== Collected data ==
* * * * * * *
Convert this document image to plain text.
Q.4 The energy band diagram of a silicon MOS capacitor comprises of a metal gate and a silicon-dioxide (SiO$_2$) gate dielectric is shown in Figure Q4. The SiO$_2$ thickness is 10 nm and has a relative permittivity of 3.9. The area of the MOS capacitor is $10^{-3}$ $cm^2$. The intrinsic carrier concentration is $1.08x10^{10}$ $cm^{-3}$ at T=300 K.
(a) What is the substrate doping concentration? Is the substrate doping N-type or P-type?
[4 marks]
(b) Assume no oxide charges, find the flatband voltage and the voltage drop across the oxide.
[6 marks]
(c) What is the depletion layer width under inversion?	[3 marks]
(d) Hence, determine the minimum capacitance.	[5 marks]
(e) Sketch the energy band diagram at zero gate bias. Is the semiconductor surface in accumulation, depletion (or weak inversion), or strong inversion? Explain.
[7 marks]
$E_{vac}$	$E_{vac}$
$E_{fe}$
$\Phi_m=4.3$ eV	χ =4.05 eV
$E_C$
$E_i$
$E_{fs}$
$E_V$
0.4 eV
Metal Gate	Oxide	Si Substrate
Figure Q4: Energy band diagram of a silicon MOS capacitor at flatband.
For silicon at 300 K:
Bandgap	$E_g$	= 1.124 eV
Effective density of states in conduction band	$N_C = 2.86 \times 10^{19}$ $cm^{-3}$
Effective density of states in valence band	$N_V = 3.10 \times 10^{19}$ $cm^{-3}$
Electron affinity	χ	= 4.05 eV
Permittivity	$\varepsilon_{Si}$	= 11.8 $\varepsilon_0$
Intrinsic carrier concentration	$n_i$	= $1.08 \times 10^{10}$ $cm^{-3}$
* * * * * * *
== Exercise ==
Repeat every entry exactly, please.

== Task solution ==
Convert this document image to plain text.
Q.4 The energy band diagram of a silicon MOS capacitor comprises of a metal gate and a silicon-dioxide (SiO$_2$) gate dielectric is shown in Figure Q4. The SiO$_2$ thickness is 10 nm and has a relative permittivity of 3.9. The area of the MOS capacitor is $10^{-3}$ $cm^2$. The intrinsic carrier concentration is $1.08x10^{10}$ $cm^{-3}$ at T=300 K.
(a) What is the substrate doping concentration? Is the substrate doping N-type or P-type?
[4 marks]
(b) Assume no oxide charges, find the flatband voltage and the voltage drop across the oxide.
[6 marks]
(c) What is the depletion layer width under inversion?	[3 marks]
(d) Hence, determine the minimum capacitance.	[5 marks]
(e) Sketch the energy band diagram at zero gate bias. Is the semiconductor surface in accumulation, depletion (or weak inversion), or strong inversion? Explain.
[7 marks]
$E_{vac}$	$E_{vac}$
$E_{fe}$
$\Phi_m=4.3$ eV	χ =4.05 eV
$E_C$
$E_i$
$E_{fs}$
$E_V$
0.4 eV
Metal Gate	Oxide	Si Substrate
Figure Q4: Energy band diagram of a silicon MOS capacitor at flatband.
For silicon at 300 K:
Bandgap	$E_g$	= 1.124 eV
Effective density of states in conduction band	$N_C = 2.86 \times 10^{19}$ $cm^{-3}$
Effective density of states in valence band	$N_V = 3.10 \times 10^{19}$ $cm^{-3}$
Electron affinity	χ	= 4.05 eV
Permittivity	$\varepsilon_{Si}$	= 11.8 $\varepsilon_0$
Intrinsic carrier concentration	$n_i$	= $1.08 \times 10^{10}$ $cm^{-3}$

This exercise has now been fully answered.